START Data for analysis

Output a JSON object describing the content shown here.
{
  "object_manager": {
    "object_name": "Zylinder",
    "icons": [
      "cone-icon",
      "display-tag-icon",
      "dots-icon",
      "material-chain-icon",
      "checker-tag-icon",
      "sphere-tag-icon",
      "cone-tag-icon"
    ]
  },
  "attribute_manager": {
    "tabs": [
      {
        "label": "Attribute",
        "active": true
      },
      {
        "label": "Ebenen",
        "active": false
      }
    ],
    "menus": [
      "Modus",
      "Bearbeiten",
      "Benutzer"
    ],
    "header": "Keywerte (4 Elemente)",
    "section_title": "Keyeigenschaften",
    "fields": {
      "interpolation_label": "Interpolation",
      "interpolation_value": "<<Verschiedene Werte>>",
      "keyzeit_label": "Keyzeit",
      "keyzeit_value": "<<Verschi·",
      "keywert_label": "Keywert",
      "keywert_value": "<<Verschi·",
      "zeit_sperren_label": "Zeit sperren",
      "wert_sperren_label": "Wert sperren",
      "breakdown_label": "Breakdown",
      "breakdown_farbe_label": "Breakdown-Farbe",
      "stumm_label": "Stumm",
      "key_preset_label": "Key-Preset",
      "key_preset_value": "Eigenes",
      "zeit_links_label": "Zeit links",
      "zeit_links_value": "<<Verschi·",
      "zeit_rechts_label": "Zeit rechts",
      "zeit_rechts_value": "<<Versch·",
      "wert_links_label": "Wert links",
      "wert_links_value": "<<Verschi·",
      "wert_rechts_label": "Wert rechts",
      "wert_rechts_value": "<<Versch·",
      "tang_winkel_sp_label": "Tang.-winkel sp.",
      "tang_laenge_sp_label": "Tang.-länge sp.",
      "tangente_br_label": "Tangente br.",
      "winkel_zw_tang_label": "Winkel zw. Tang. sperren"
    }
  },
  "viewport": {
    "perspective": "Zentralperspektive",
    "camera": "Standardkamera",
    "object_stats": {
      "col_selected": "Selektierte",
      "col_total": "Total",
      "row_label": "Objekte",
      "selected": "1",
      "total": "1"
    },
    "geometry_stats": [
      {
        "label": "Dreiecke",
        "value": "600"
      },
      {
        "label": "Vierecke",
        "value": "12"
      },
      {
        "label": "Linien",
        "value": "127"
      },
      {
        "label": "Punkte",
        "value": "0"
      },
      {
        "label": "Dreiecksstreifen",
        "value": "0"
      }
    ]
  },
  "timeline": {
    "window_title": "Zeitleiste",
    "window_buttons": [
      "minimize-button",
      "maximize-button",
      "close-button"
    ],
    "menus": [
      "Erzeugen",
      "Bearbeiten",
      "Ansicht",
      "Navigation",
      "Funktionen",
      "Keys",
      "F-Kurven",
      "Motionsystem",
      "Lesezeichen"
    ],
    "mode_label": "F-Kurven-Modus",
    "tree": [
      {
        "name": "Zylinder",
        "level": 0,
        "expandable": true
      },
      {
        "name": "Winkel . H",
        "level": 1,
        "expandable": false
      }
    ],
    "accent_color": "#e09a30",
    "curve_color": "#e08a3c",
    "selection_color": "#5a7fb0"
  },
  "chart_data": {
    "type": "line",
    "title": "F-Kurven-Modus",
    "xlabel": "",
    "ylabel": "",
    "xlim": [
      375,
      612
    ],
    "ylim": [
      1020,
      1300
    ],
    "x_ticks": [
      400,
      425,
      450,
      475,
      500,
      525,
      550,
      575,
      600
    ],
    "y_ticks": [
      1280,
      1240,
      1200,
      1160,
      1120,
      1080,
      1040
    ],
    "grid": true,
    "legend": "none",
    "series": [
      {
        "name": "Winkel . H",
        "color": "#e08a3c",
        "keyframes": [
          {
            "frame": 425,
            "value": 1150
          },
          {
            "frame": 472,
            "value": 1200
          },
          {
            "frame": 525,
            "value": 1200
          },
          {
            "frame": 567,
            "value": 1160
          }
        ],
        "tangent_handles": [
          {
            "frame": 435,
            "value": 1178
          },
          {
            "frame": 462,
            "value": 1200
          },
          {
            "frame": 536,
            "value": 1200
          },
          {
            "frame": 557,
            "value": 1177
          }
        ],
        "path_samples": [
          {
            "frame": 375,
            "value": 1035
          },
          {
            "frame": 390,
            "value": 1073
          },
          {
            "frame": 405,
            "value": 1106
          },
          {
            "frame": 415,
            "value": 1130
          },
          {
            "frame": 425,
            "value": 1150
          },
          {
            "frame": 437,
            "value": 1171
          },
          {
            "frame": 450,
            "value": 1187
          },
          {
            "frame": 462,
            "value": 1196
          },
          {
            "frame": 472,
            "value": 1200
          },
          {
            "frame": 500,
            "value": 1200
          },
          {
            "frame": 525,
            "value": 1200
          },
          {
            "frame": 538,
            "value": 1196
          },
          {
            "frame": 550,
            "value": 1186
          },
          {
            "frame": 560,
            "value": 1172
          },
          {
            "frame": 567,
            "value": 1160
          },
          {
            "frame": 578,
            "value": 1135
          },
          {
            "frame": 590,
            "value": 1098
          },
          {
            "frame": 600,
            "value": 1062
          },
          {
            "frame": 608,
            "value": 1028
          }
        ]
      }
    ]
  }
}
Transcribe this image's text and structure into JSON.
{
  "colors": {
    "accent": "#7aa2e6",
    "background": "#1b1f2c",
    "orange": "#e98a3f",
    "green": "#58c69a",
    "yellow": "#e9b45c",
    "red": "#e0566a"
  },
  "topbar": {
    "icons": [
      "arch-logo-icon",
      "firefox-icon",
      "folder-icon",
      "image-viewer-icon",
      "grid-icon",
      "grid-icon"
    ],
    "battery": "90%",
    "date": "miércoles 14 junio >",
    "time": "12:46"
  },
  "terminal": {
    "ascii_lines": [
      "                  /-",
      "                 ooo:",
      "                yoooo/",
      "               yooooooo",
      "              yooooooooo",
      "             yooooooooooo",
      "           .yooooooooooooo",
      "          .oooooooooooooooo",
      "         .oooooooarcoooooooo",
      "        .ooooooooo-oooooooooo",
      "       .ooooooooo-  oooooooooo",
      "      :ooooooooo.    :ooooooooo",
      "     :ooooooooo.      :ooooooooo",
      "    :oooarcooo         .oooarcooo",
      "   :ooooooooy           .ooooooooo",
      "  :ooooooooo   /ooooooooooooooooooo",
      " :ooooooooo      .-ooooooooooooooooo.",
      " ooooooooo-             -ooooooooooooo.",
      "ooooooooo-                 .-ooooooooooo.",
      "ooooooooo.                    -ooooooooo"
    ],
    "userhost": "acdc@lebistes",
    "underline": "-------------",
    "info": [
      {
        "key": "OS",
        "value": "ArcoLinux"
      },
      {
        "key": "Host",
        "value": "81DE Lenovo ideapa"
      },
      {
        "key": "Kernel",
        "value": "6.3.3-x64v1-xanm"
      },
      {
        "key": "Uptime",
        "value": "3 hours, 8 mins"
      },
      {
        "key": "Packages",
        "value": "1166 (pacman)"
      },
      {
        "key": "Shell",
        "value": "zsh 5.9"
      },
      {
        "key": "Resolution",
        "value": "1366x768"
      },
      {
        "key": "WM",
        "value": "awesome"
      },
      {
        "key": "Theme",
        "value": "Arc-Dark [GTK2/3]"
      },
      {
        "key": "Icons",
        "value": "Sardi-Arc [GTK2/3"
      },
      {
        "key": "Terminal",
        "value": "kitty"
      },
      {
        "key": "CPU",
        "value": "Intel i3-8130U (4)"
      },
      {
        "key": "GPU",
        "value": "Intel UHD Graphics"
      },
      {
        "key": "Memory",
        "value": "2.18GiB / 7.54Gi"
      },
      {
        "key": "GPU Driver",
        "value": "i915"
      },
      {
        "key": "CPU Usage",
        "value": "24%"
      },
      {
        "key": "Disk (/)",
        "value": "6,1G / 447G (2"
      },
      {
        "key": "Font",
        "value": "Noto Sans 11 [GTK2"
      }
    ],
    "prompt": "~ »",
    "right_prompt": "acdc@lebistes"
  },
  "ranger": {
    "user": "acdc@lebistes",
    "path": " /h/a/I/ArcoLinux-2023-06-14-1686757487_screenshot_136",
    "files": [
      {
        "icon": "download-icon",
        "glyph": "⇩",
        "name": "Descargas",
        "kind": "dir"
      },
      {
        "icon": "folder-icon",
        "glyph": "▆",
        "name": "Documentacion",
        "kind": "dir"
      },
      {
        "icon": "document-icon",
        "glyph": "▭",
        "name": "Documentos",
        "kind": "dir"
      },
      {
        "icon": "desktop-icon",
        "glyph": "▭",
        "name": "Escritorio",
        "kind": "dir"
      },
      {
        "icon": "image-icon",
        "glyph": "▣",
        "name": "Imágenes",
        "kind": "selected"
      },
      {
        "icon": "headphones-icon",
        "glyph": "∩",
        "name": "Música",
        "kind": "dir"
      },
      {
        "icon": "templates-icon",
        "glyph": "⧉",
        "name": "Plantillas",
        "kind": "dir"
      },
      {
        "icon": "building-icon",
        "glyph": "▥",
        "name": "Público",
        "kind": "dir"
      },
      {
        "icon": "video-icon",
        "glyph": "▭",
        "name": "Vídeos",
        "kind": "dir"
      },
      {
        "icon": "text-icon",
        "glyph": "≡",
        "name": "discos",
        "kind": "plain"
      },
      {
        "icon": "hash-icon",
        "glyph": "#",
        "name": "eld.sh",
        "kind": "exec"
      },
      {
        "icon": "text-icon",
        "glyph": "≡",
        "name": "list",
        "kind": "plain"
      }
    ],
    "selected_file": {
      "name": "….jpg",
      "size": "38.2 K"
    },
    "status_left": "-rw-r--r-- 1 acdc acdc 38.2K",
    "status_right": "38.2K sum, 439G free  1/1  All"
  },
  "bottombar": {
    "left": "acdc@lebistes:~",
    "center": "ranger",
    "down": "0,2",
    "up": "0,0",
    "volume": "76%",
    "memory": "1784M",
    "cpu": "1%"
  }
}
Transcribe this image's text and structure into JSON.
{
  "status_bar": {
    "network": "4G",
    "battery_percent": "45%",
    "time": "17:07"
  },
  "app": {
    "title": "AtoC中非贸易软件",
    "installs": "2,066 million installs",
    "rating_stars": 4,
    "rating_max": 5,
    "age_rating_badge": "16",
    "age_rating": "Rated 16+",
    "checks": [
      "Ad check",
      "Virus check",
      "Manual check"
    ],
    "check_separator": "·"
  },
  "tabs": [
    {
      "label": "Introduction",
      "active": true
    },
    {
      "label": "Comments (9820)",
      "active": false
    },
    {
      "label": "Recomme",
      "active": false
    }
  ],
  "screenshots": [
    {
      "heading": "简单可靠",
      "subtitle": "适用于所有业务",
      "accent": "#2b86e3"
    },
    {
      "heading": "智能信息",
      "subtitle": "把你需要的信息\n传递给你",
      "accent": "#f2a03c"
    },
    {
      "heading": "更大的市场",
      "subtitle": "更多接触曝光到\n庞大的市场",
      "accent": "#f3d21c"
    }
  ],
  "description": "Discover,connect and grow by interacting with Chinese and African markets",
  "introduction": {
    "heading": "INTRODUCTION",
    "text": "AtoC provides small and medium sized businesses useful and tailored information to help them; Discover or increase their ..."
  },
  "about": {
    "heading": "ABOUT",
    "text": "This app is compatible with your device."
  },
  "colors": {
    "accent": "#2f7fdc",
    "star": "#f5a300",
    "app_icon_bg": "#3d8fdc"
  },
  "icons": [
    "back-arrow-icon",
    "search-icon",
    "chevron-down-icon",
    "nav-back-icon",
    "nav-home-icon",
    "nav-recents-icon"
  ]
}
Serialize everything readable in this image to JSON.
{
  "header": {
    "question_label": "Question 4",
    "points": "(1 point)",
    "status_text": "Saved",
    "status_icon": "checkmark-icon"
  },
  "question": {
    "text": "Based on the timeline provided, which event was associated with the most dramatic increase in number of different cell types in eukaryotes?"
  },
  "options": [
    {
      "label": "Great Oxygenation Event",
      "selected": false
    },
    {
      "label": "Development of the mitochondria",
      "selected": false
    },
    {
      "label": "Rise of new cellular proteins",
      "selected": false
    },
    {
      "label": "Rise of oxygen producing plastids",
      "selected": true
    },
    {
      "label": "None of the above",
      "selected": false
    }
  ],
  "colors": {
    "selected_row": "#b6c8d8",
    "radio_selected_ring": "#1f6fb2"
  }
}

END Data for analysis

* [Work item]
Every line containing the string "with" should be pulled from the listing and copied.

* [Written answer]
  "description": "Discover,connect and grow by interacting with Chinese and African markets",
    "text": "This app is compatible with your device."
    "text": "Based on the timeline provided, which event was associated with the most dramatic increase in number of different cell types in eukaryotes?"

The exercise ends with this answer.